#### EXERCISE REQUIREMENTS:
Every record should be written out exactly, with the pictures left out.

(Collected data)
■ ■ ■ ■ ■
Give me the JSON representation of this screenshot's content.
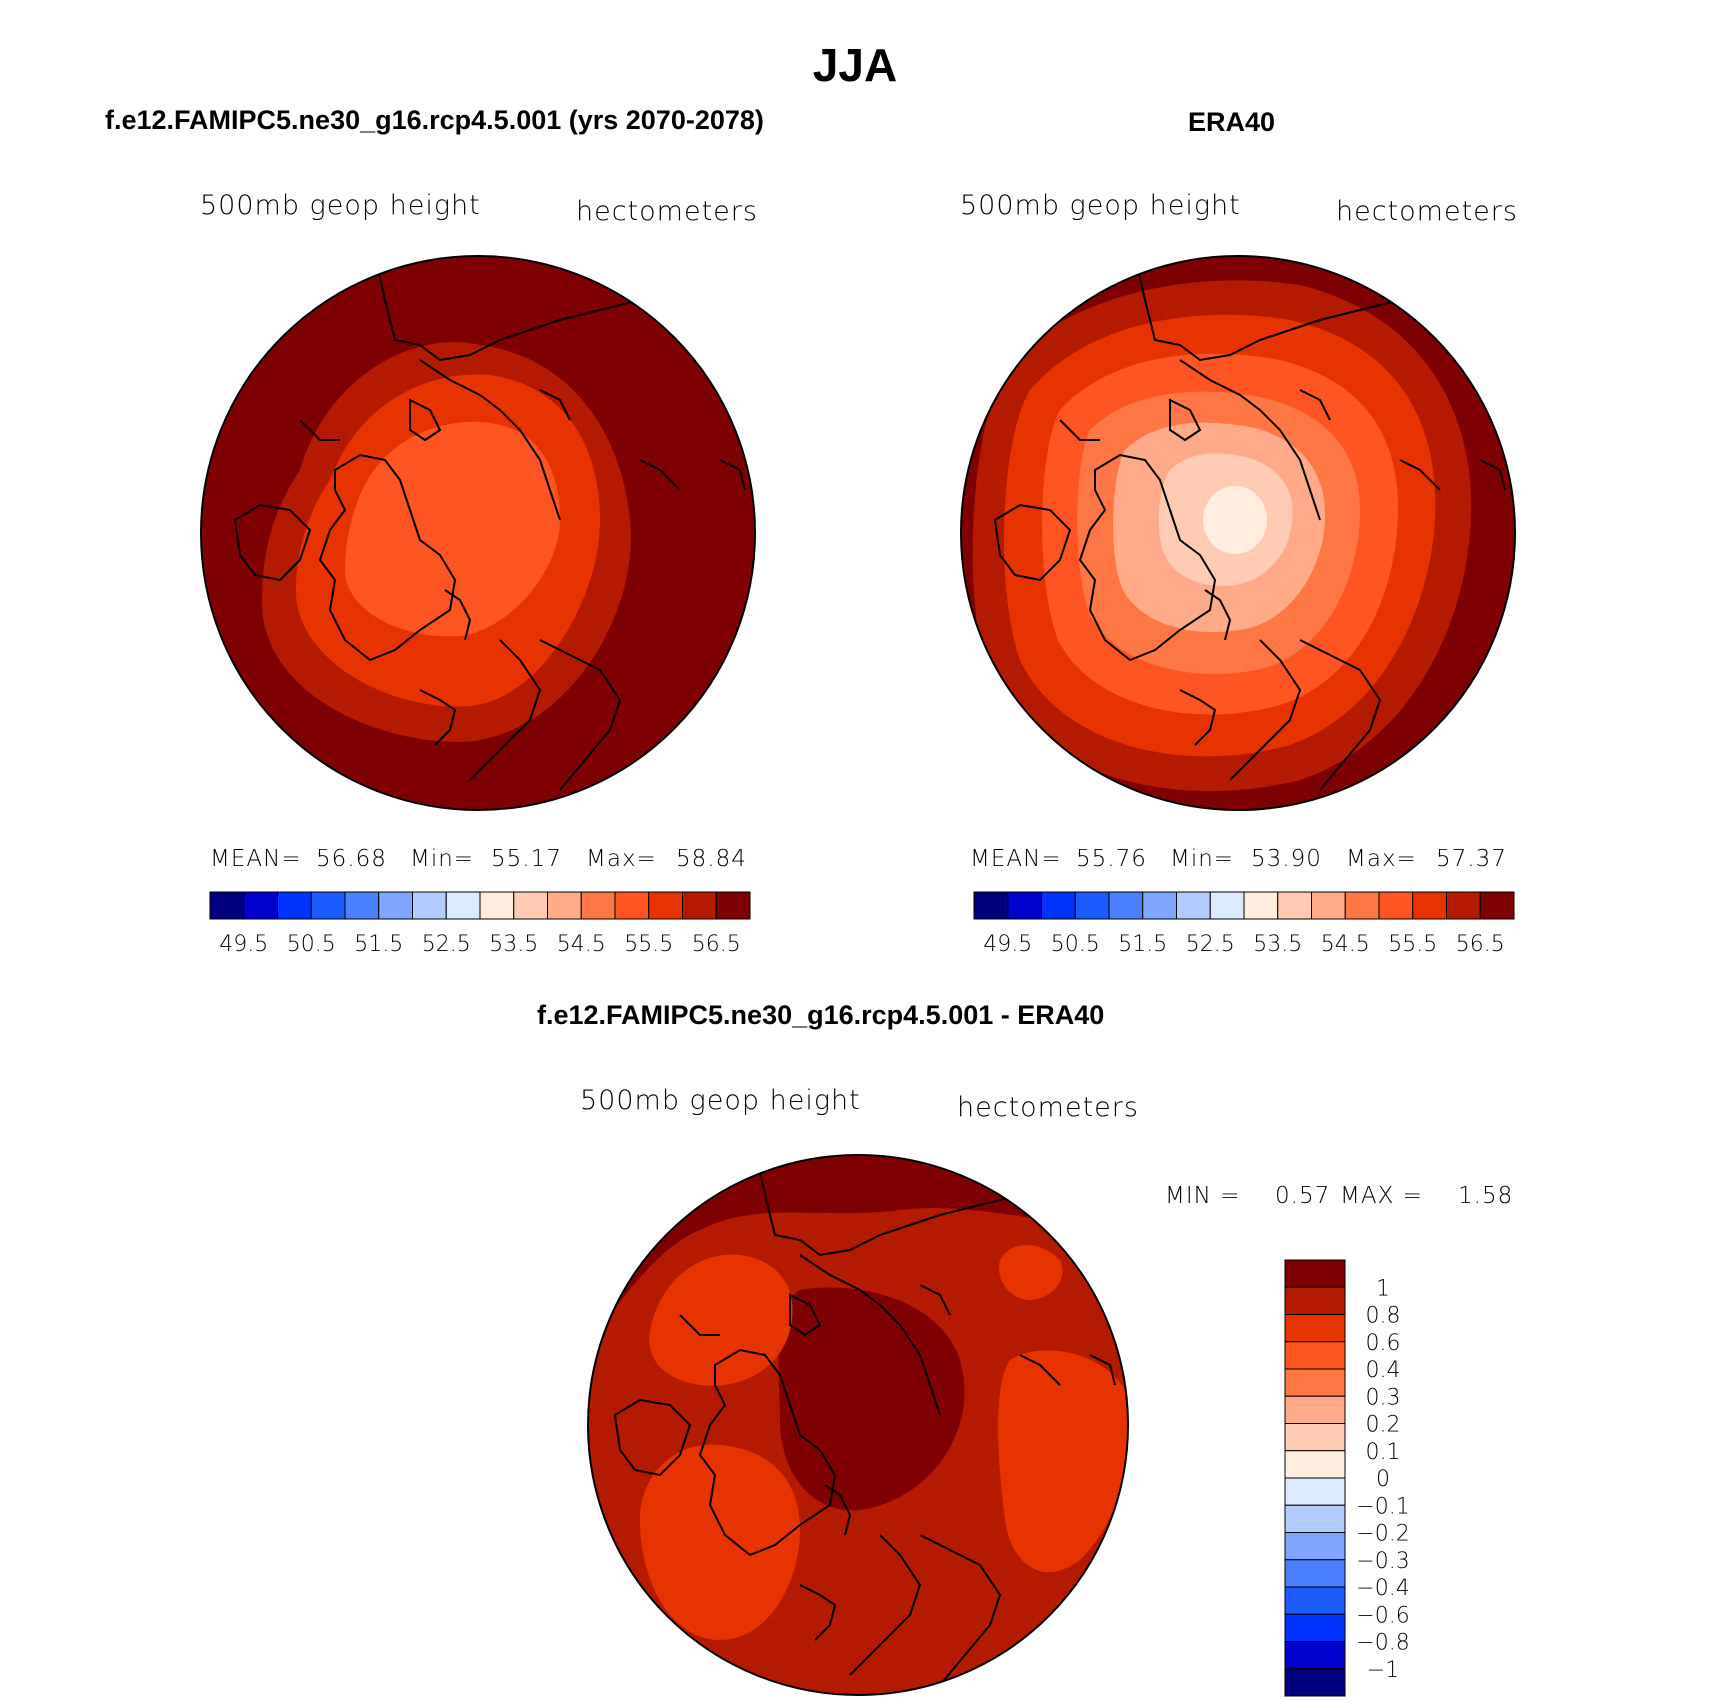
{
  "figure": {
    "season_title": "JJA",
    "colors": {
      "levels": [
        "#00007f",
        "#0000cc",
        "#0033ff",
        "#1a5cff",
        "#4a7fff",
        "#7fa6ff",
        "#b2ccff",
        "#dbeaff",
        "#ffeedd",
        "#ffccb3",
        "#ffaa88",
        "#ff7744",
        "#ff5522",
        "#e63300",
        "#b31a00",
        "#7f0000"
      ],
      "diff_levels": [
        "#7f0000",
        "#b31a00",
        "#e63300",
        "#ff5522",
        "#ff7744",
        "#ffaa88",
        "#ffccb3",
        "#ffeedd",
        "#dbeaff",
        "#b2ccff",
        "#7fa6ff",
        "#4a7fff",
        "#1a5cff",
        "#0033ff",
        "#0000cc",
        "#00007f"
      ]
    }
  },
  "panels": [
    {
      "title": "f.e12.FAMIPC5.ne30_g16.rcp4.5.001 (yrs 2070-2078)",
      "variable": "500mb  geop  height",
      "units": "hectometers",
      "stats": {
        "mean_label": "MEAN=",
        "mean": "56.68",
        "min_label": "Min=",
        "min": "55.17",
        "max_label": "Max=",
        "max": "58.84"
      },
      "colorbar_ticks": [
        "49.5",
        "50.5",
        "51.5",
        "52.5",
        "53.5",
        "54.5",
        "55.5",
        "56.5"
      ]
    },
    {
      "title": "ERA40",
      "variable": "500mb  geop  height",
      "units": "hectometers",
      "stats": {
        "mean_label": "MEAN=",
        "mean": "55.76",
        "min_label": "Min=",
        "min": "53.90",
        "max_label": "Max=",
        "max": "57.37"
      },
      "colorbar_ticks": [
        "49.5",
        "50.5",
        "51.5",
        "52.5",
        "53.5",
        "54.5",
        "55.5",
        "56.5"
      ]
    },
    {
      "title": "f.e12.FAMIPC5.ne30_g16.rcp4.5.001 - ERA40",
      "variable": "500mb  geop  height",
      "units": "hectometers",
      "stats": {
        "min_label": "MIN =",
        "min": "0.57",
        "max_label": "MAX =",
        "max": "1.58"
      },
      "colorbar_ticks": [
        "1",
        "0.8",
        "0.6",
        "0.4",
        "0.3",
        "0.2",
        "0.1",
        "0",
        "−0.1",
        "−0.2",
        "−0.3",
        "−0.4",
        "−0.6",
        "−0.8",
        "−1"
      ]
    }
  ]
}
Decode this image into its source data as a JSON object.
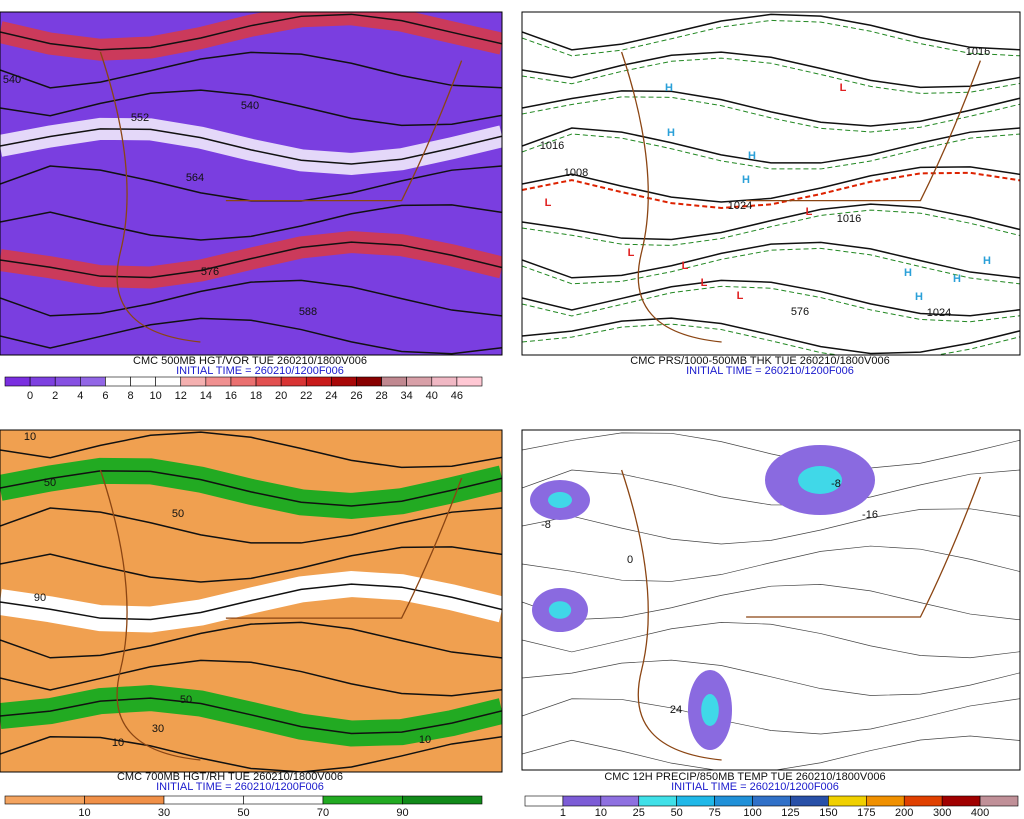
{
  "panels": [
    {
      "title": "CMC 500MB HGT/VOR TUE 260210/1800V006",
      "initial_time": "INITIAL TIME = 260210/1200F006",
      "map_labels": [
        "540",
        "552",
        "540",
        "564",
        "576",
        "588"
      ],
      "colorbar": {
        "labels": [
          0,
          2,
          4,
          6,
          8,
          10,
          12,
          14,
          16,
          18,
          20,
          22,
          24,
          26,
          28,
          34,
          40,
          46
        ],
        "colors": [
          "#7a2fe0",
          "#7d40e0",
          "#8650e2",
          "#9266e6",
          "#ffffff",
          "#ffffff",
          "#ffffff",
          "#f4b0b0",
          "#f09090",
          "#ea7070",
          "#e25050",
          "#d83434",
          "#c81a1a",
          "#a80808",
          "#880000",
          "#c08890",
          "#d8a0a8",
          "#f0b8c4",
          "#ffc8d4"
        ]
      }
    },
    {
      "title": "CMC PRS/1000-500MB THK TUE 260210/1800V006",
      "initial_time": "INITIAL TIME = 260210/1200F006",
      "map_labels": [
        "L",
        "L",
        "L",
        "L",
        "L",
        "L",
        "L",
        "H",
        "H",
        "H",
        "H",
        "H",
        "H",
        "H",
        "H",
        "1016",
        "1016",
        "1008",
        "1024",
        "1016",
        "1024",
        "576"
      ]
    },
    {
      "title": "CMC 700MB HGT/RH TUE 260210/1800V006",
      "initial_time": "INITIAL TIME = 260210/1200F006",
      "map_labels": [
        "10",
        "50",
        "90",
        "50",
        "30",
        "10",
        "50",
        "10"
      ],
      "colorbar": {
        "labels": [
          10,
          30,
          50,
          70,
          90
        ],
        "colors": [
          "#f4a460",
          "#f09048",
          "#ffffff",
          "#ffffff",
          "#22aa22",
          "#118a1a"
        ]
      }
    },
    {
      "title": "CMC 12H PRECIP/850MB TEMP TUE 260210/1800V006",
      "initial_time": "INITIAL TIME = 260210/1200F006",
      "map_labels": [
        "-8",
        "0",
        "-16",
        "24",
        "-8"
      ],
      "colorbar": {
        "labels": [
          1,
          10,
          25,
          50,
          75,
          100,
          125,
          150,
          175,
          200,
          300,
          400
        ],
        "colors": [
          "#ffffff",
          "#7c5cd6",
          "#8e70e0",
          "#40e0e8",
          "#20b8e8",
          "#2090d8",
          "#3070c8",
          "#2850a8",
          "#f0d000",
          "#f09000",
          "#e04000",
          "#a00000",
          "#c09098"
        ]
      }
    }
  ]
}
■ ■ ■ ■ ■
#### CORRECT ANSWER:
Give me the JSON representation of this screenshot's content.
{
  "figure": {
    "season_title": "JJA",
    "colors": {
      "levels": [
        "#00007f",
        "#0000cc",
        "#0033ff",
        "#1a5cff",
        "#4a7fff",
        "#7fa6ff",
        "#b2ccff",
        "#dbeaff",
        "#ffeedd",
        "#ffccb3",
        "#ffaa88",
        "#ff7744",
        "#ff5522",
        "#e63300",
        "#b31a00",
        "#7f0000"
      ],
      "diff_levels": [
        "#7f0000",
        "#b31a00",
        "#e63300",
        "#ff5522",
        "#ff7744",
        "#ffaa88",
        "#ffccb3",
        "#ffeedd",
        "#dbeaff",
        "#b2ccff",
        "#7fa6ff",
        "#4a7fff",
        "#1a5cff",
        "#0033ff",
        "#0000cc",
        "#00007f"
      ]
    }
  },
  "panels": [
    {
      "title": "f.e12.FAMIPC5.ne30_g16.rcp4.5.001 (yrs 2070-2078)",
      "variable": "500mb  geop  height",
      "units": "hectometers",
      "stats": {
        "mean_label": "MEAN=",
        "mean": "56.68",
        "min_label": "Min=",
        "min": "55.17",
        "max_label": "Max=",
        "max": "58.84"
      },
      "colorbar_ticks": [
        "49.5",
        "50.5",
        "51.5",
        "52.5",
        "53.5",
        "54.5",
        "55.5",
        "56.5"
      ]
    },
    {
      "title": "ERA40",
      "variable": "500mb  geop  height",
      "units": "hectometers",
      "stats": {
        "mean_label": "MEAN=",
        "mean": "55.76",
        "min_label": "Min=",
        "min": "53.90",
        "max_label": "Max=",
        "max": "57.37"
      },
      "colorbar_ticks": [
        "49.5",
        "50.5",
        "51.5",
        "52.5",
        "53.5",
        "54.5",
        "55.5",
        "56.5"
      ]
    },
    {
      "title": "f.e12.FAMIPC5.ne30_g16.rcp4.5.001 - ERA40",
      "variable": "500mb  geop  height",
      "units": "hectometers",
      "stats": {
        "min_label": "MIN =",
        "min": "0.57",
        "max_label": "MAX =",
        "max": "1.58"
      },
      "colorbar_ticks": [
        "1",
        "0.8",
        "0.6",
        "0.4",
        "0.3",
        "0.2",
        "0.1",
        "0",
        "−0.1",
        "−0.2",
        "−0.3",
        "−0.4",
        "−0.6",
        "−0.8",
        "−1"
      ]
    }
  ]
}
Decode this image into its source data as a JSON object.
{
  "panels": [
    {
      "title": "CMC 500MB HGT/VOR TUE 260210/1800V006",
      "initial_time": "INITIAL TIME = 260210/1200F006",
      "map_labels": [
        "540",
        "552",
        "540",
        "564",
        "576",
        "588"
      ],
      "colorbar": {
        "labels": [
          0,
          2,
          4,
          6,
          8,
          10,
          12,
          14,
          16,
          18,
          20,
          22,
          24,
          26,
          28,
          34,
          40,
          46
        ],
        "colors": [
          "#7a2fe0",
          "#7d40e0",
          "#8650e2",
          "#9266e6",
          "#ffffff",
          "#ffffff",
          "#ffffff",
          "#f4b0b0",
          "#f09090",
          "#ea7070",
          "#e25050",
          "#d83434",
          "#c81a1a",
          "#a80808",
          "#880000",
          "#c08890",
          "#d8a0a8",
          "#f0b8c4",
          "#ffc8d4"
        ]
      }
    },
    {
      "title": "CMC PRS/1000-500MB THK TUE 260210/1800V006",
      "initial_time": "INITIAL TIME = 260210/1200F006",
      "map_labels": [
        "L",
        "L",
        "L",
        "L",
        "L",
        "L",
        "L",
        "H",
        "H",
        "H",
        "H",
        "H",
        "H",
        "H",
        "H",
        "1016",
        "1016",
        "1008",
        "1024",
        "1016",
        "1024",
        "576"
      ]
    },
    {
      "title": "CMC 700MB HGT/RH TUE 260210/1800V006",
      "initial_time": "INITIAL TIME = 260210/1200F006",
      "map_labels": [
        "10",
        "50",
        "90",
        "50",
        "30",
        "10",
        "50",
        "10"
      ],
      "colorbar": {
        "labels": [
          10,
          30,
          50,
          70,
          90
        ],
        "colors": [
          "#f4a460",
          "#f09048",
          "#ffffff",
          "#ffffff",
          "#22aa22",
          "#118a1a"
        ]
      }
    },
    {
      "title": "CMC 12H PRECIP/850MB TEMP TUE 260210/1800V006",
      "initial_time": "INITIAL TIME = 260210/1200F006",
      "map_labels": [
        "-8",
        "0",
        "-16",
        "24",
        "-8"
      ],
      "colorbar": {
        "labels": [
          1,
          10,
          25,
          50,
          75,
          100,
          125,
          150,
          175,
          200,
          300,
          400
        ],
        "colors": [
          "#ffffff",
          "#7c5cd6",
          "#8e70e0",
          "#40e0e8",
          "#20b8e8",
          "#2090d8",
          "#3070c8",
          "#2850a8",
          "#f0d000",
          "#f09000",
          "#e04000",
          "#a00000",
          "#c09098"
        ]
      }
    }
  ]
}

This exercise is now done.